[begin EXTRACT PROVIDED]
Electrical thoughts

Published: Friday, 04 August 2017

HAVING seen the myriad of silly aspects of the ‘all electric’ policies being mooted in the press and from Government officials. I must admit that it is all beyond my understanding, writes Orph Mable.

A common phrase amongst the intelligentsia, a few years ago, was ‘joined-up thinking’. I can’t see anywhere proposals for meeting electricity supply and demand being ‘joined-up’ in these various proposals being pushed upon us.

'Kill-off the diesel engine' brigade

If we consider the view of the ‘Kill-off the Diesel Engine’ brigade, then before it could be achieved there has to be both the determination and the development funds to achieve it. When you consider the financial clout of both the oil companies and motor manufacturers who have little wish to make the radical changes necessary to achieve it and will put many obstacles in the way.
[end EXTRACT PROVIDED]
* PROBLEMS TO SOLVE *
**a.** Answer these questions about the article on electrical thoughts above:
(i) On what date was the article published?
(ii) What phrase was common among the intelligentsia a few years ago?
(iii) Which two groups does the writer credit with financial clout?
**b.** Swap "intelligentsia" for "experts" in the article on electrical thoughts and write that stretch out again, beginning at the words "A common phrase" and stopping after "pushed upon us.".
[begin MATERIAL]
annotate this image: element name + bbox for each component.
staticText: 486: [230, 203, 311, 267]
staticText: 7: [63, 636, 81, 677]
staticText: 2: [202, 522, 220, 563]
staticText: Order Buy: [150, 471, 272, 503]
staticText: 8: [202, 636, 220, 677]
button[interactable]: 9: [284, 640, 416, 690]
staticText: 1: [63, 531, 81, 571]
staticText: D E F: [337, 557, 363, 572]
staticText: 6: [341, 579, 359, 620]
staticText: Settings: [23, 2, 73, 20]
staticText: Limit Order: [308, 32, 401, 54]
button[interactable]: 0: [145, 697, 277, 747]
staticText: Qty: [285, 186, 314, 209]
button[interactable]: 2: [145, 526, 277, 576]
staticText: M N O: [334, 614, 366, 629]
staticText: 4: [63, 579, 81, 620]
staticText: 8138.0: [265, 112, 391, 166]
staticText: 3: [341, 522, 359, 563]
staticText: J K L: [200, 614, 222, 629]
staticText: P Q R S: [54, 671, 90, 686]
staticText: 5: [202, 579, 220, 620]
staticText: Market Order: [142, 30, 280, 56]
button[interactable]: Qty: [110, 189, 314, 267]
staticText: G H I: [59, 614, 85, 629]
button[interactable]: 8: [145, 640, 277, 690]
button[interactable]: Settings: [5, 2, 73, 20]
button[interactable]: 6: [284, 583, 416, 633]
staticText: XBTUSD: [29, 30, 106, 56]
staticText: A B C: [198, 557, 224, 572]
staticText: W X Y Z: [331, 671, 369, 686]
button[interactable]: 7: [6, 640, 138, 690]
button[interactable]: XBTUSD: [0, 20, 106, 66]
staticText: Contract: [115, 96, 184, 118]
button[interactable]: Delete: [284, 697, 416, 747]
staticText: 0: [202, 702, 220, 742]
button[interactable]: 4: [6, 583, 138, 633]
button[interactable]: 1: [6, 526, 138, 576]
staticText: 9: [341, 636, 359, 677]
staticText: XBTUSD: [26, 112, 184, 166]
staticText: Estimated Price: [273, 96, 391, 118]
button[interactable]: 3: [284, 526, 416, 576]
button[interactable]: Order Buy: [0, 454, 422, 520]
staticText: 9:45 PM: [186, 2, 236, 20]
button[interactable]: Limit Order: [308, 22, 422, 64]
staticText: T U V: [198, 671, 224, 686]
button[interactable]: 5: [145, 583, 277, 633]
[end MATERIAL]
* EXERCISE RESPONSES *
**a.**
(i) Friday, 04 August 2017
(ii) 'Joined-up thinking'
(iii) The oil companies and motor manufacturers

**b.**
A common phrase amongst the experts, a few years ago, was ‘joined-up thinking’. I can’t see anywhere proposals for meeting electricity supply and demand being ‘joined-up’ in these various proposals being pushed upon us.